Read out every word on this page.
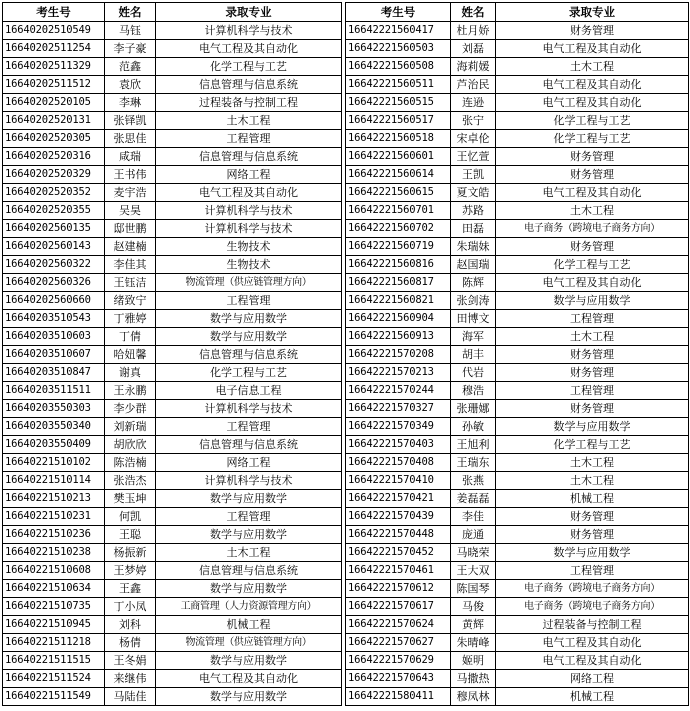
考生号	姓名	录取专业
16640202510549	马钰	计算机科学与技术
16640202511254	李子豪	电气工程及其自动化
16640202511329	范鑫	化学工程与工艺
16640202511512	袁欣	信息管理与信息系统
16640202520105	李琳	过程装备与控制工程
16640202520131	张铎凯	土木工程
16640202520305	张思佳	工程管理
16640202520316	咸瑞	信息管理与信息系统
16640202520329	王书伟	网络工程
16640202520352	麦宇浩	电气工程及其自动化
16640202520355	吴昊	计算机科学与技术
16640202560135	邸世鹏	计算机科学与技术
16640202560143	赵建楠	生物技术
16640202560322	李佳其	生物技术
16640202560326	王钰洁	物流管理（供应链管理方向）
16640202560660	绪致宁	工程管理
16640203510543	丁雅婷	数学与应用数学
16640203510603	丁倩	数学与应用数学
16640203510607	哈妞馨	信息管理与信息系统
16640203510847	谢真	化学工程与工艺
16640203511511	王永鹏	电子信息工程
16640203550303	李少群	计算机科学与技术
16640203550340	刘新瑞	工程管理
16640203550409	胡欣欣	信息管理与信息系统
16640221510102	陈浩楠	网络工程
16640221510114	张浩杰	计算机科学与技术
16640221510213	樊玉坤	数学与应用数学
16640221510231	何凯	工程管理
16640221510236	王聪	数学与应用数学
16640221510238	杨振新	土木工程
16640221510608	王梦婷	信息管理与信息系统
16640221510634	王鑫	数学与应用数学
16640221510735	丁小凤	工商管理（人力资源管理方向）
16640221510945	刘科	机械工程
16640221511218	杨倩	物流管理（供应链管理方向）
16640221511515	王冬娟	数学与应用数学
16640221511524	来继伟	电气工程及其自动化
16640221511549	马陆佳	数学与应用数学
考生号	姓名	录取专业
16642221560417	杜月娇	财务管理
16642221560503	刘磊	电气工程及其自动化
16642221560508	海莉媛	土木工程
16642221560511	芦治民	电气工程及其自动化
16642221560515	连逊	电气工程及其自动化
16642221560517	张宁	化学工程与工艺
16642221560518	宋卓伦	化学工程与工艺
16642221560601	王忆萱	财务管理
16642221560614	王凯	财务管理
16642221560615	夏文皓	电气工程及其自动化
16642221560701	苏路	土木工程
16642221560702	田磊	电子商务（跨境电子商务方向）
16642221560719	朱瑞妹	财务管理
16642221560816	赵国瑞	化学工程与工艺
16642221560817	陈辉	电气工程及其自动化
16642221560821	张剑涛	数学与应用数学
16642221560904	田博文	工程管理
16642221560913	海军	土木工程
16642221570208	胡丰	财务管理
16642221570213	代岩	财务管理
16642221570244	穆浩	工程管理
16642221570327	张珊娜	财务管理
16642221570349	孙敏	数学与应用数学
16642221570403	王旭利	化学工程与工艺
16642221570408	王瑞东	土木工程
16642221570410	张燕	土木工程
16642221570421	姜磊磊	机械工程
16642221570439	李佳	财务管理
16642221570448	庞通	财务管理
16642221570452	马晓荣	数学与应用数学
16642221570461	王大双	工程管理
16642221570612	陈国琴	电子商务（跨境电子商务方向）
16642221570617	马俊	电子商务（跨境电子商务方向）
16642221570624	黄辉	过程装备与控制工程
16642221570627	朱晴峰	电气工程及其自动化
16642221570629	姬明	电气工程及其自动化
16642221570643	马撒热	网络工程
16642221580411	穆凤林	机械工程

__DIRECTIONS__.
Copy every line of the listing containing the string "计算机科学与技术".

__RESULT__.
16640202510549	马钰	计算机科学与技术
16640202520355	吴昊	计算机科学与技术
16640202560135	邸世鹏	计算机科学与技术
16640203550303	李少群	计算机科学与技术
16640221510114	张浩杰	计算机科学与技术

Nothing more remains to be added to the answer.